DO THIS => Please write out every line of the records below as a numbered list, omitting any blank lines.
+++ EXTRACTED INFORMATION
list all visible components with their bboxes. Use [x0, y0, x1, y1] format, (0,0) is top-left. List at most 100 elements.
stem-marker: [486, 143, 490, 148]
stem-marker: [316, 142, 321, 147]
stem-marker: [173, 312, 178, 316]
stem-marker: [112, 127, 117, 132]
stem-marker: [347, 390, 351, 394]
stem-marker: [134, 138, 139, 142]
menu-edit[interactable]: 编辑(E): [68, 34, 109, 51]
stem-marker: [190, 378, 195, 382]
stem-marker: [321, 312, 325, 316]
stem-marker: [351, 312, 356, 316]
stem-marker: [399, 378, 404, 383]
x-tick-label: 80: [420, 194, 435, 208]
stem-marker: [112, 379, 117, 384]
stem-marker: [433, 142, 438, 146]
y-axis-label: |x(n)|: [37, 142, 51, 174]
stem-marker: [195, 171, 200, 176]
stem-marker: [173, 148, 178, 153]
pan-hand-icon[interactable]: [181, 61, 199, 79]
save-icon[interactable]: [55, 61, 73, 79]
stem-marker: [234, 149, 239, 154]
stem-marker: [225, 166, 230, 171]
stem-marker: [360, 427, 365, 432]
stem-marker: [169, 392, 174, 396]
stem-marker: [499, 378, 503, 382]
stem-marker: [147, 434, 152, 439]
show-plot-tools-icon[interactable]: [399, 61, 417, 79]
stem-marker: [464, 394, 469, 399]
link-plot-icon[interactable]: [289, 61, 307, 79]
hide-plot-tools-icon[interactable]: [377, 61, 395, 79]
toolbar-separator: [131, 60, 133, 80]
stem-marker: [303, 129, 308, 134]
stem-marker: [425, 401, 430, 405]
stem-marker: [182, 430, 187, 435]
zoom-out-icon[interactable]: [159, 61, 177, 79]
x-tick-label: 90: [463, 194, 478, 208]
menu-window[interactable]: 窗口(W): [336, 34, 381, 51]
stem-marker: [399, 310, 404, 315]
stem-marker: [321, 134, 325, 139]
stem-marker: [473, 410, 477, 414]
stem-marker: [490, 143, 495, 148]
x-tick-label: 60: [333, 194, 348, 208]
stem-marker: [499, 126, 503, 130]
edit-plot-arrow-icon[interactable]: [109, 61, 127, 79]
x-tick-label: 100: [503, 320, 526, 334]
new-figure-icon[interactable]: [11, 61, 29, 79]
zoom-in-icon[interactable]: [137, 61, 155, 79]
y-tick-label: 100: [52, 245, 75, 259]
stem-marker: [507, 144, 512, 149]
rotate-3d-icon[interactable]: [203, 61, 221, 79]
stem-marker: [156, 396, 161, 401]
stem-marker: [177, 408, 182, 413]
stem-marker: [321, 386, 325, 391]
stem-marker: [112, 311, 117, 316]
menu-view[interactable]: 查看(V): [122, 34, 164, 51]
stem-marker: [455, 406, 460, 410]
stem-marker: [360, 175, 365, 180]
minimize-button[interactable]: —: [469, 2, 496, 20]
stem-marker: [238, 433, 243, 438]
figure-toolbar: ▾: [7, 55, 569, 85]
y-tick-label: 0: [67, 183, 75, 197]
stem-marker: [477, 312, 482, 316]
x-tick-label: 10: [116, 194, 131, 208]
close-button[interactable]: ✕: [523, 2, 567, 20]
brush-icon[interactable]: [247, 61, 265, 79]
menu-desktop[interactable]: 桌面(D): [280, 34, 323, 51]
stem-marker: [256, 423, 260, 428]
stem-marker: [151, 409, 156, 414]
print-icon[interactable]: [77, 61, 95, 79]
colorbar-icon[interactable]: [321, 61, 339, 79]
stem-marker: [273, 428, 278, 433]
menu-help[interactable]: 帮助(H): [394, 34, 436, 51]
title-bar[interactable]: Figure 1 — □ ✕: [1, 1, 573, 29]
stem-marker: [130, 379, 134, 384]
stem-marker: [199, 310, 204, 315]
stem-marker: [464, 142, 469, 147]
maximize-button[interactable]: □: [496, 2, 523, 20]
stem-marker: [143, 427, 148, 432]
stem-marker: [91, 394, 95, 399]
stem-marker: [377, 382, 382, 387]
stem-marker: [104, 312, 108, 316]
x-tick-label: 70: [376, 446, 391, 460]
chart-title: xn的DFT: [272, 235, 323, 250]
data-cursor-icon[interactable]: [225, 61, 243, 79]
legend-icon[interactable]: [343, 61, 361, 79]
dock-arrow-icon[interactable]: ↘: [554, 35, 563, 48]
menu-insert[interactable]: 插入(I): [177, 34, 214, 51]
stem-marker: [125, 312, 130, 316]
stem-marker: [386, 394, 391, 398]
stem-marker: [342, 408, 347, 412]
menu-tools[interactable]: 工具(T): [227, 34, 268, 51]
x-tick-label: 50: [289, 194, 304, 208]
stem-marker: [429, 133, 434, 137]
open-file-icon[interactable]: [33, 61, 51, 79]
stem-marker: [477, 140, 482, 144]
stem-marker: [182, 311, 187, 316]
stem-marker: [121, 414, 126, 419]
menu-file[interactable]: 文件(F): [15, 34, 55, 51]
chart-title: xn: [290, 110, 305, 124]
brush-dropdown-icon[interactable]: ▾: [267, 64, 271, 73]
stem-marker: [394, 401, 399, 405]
++++++
WRITTEN RESPONSE =>
1. list all visible components with their bboxes. Use [x0, y0, x1, y1] format, (0,0) is top-left. List at most 100 elements.
2. stem-marker: [486, 143, 490, 148]
3. stem-marker: [316, 142, 321, 147]
4. stem-marker: [173, 312, 178, 316]
5. stem-marker: [112, 127, 117, 132]
6. stem-marker: [347, 390, 351, 394]
7. stem-marker: [134, 138, 139, 142]
8. menu-edit[interactable]: 编辑(E): [68, 34, 109, 51]
9. stem-marker: [190, 378, 195, 382]
10. stem-marker: [321, 312, 325, 316]
11. stem-marker: [351, 312, 356, 316]
12. stem-marker: [399, 378, 404, 383]
13. x-tick-label: 80: [420, 194, 435, 208]
14. stem-marker: [112, 379, 117, 384]
15. stem-marker: [433, 142, 438, 146]
16. y-axis-label: |x(n)|: [37, 142, 51, 174]
17. stem-marker: [195, 171, 200, 176]
18. stem-marker: [173, 148, 178, 153]
19. pan-hand-icon[interactable]: [181, 61, 199, 79]
20. save-icon[interactable]: [55, 61, 73, 79]
21. stem-marker: [234, 149, 239, 154]
22. stem-marker: [225, 166, 230, 171]
23. stem-marker: [360, 427, 365, 432]
24. stem-marker: [169, 392, 174, 396]
25. stem-marker: [499, 378, 503, 382]
26. stem-marker: [147, 434, 152, 439]
27. show-plot-tools-icon[interactable]: [399, 61, 417, 79]
28. stem-marker: [464, 394, 469, 399]
29. link-plot-icon[interactable]: [289, 61, 307, 79]
30. hide-plot-tools-icon[interactable]: [377, 61, 395, 79]
31. toolbar-separator: [131, 60, 133, 80]
32. stem-marker: [303, 129, 308, 134]
33. stem-marker: [425, 401, 430, 405]
34. stem-marker: [182, 430, 187, 435]
35. zoom-out-icon[interactable]: [159, 61, 177, 79]
36. x-tick-label: 90: [463, 194, 478, 208]
37. menu-window[interactable]: 窗口(W): [336, 34, 381, 51]
38. stem-marker: [399, 310, 404, 315]
39. stem-marker: [321, 134, 325, 139]
40. stem-marker: [473, 410, 477, 414]
41. stem-marker: [490, 143, 495, 148]
42. x-tick-label: 60: [333, 194, 348, 208]
43. stem-marker: [499, 126, 503, 130]
44. edit-plot-arrow-icon[interactable]: [109, 61, 127, 79]
45. x-tick-label: 100: [503, 320, 526, 334]
46. new-figure-icon[interactable]: [11, 61, 29, 79]
47. zoom-in-icon[interactable]: [137, 61, 155, 79]
48. y-tick-label: 100: [52, 245, 75, 259]
49. stem-marker: [507, 144, 512, 149]
50. rotate-3d-icon[interactable]: [203, 61, 221, 79]
51. stem-marker: [156, 396, 161, 401]
52. stem-marker: [177, 408, 182, 413]
53. stem-marker: [321, 386, 325, 391]
54. stem-marker: [112, 311, 117, 316]
55. menu-view[interactable]: 查看(V): [122, 34, 164, 51]
56. stem-marker: [455, 406, 460, 410]
57. stem-marker: [360, 175, 365, 180]
58. minimize-button[interactable]: —: [469, 2, 496, 20]
59. stem-marker: [238, 433, 243, 438]
60. figure-toolbar: ▾: [7, 55, 569, 85]
61. y-tick-label: 0: [67, 183, 75, 197]
62. stem-marker: [477, 312, 482, 316]
63. x-tick-label: 10: [116, 194, 131, 208]
64. close-button[interactable]: ✕: [523, 2, 567, 20]
65. brush-icon[interactable]: [247, 61, 265, 79]
66. menu-desktop[interactable]: 桌面(D): [280, 34, 323, 51]
67. stem-marker: [256, 423, 260, 428]
68. stem-marker: [151, 409, 156, 414]
69. print-icon[interactable]: [77, 61, 95, 79]
70. colorbar-icon[interactable]: [321, 61, 339, 79]
71. stem-marker: [273, 428, 278, 433]
72. menu-help[interactable]: 帮助(H): [394, 34, 436, 51]
73. title-bar[interactable]: Figure 1 — □ ✕: [1, 1, 573, 29]
74. stem-marker: [130, 379, 134, 384]
75. stem-marker: [199, 310, 204, 315]
76. stem-marker: [464, 142, 469, 147]
77. maximize-button[interactable]: □: [496, 2, 523, 20]
78. stem-marker: [143, 427, 148, 432]
79. stem-marker: [91, 394, 95, 399]
80. stem-marker: [377, 382, 382, 387]
81. stem-marker: [104, 312, 108, 316]
82. x-tick-label: 70: [376, 446, 391, 460]
83. chart-title: xn的DFT: [272, 235, 323, 250]
84. data-cursor-icon[interactable]: [225, 61, 243, 79]
85. legend-icon[interactable]: [343, 61, 361, 79]
86. dock-arrow-icon[interactable]: ↘: [554, 35, 563, 48]
87. menu-insert[interactable]: 插入(I): [177, 34, 214, 51]
88. stem-marker: [125, 312, 130, 316]
89. stem-marker: [386, 394, 391, 398]
90. stem-marker: [342, 408, 347, 412]
91. menu-tools[interactable]: 工具(T): [227, 34, 268, 51]
92. x-tick-label: 50: [289, 194, 304, 208]
93. stem-marker: [429, 133, 434, 137]
94. open-file-icon[interactable]: [33, 61, 51, 79]
95. stem-marker: [477, 140, 482, 144]
96. stem-marker: [182, 311, 187, 316]
97. stem-marker: [121, 414, 126, 419]
98. menu-file[interactable]: 文件(F): [15, 34, 55, 51]
99. chart-title: xn: [290, 110, 305, 124]
100. brush-dropdown-icon[interactable]: ▾: [267, 64, 271, 73]
101. stem-marker: [394, 401, 399, 405]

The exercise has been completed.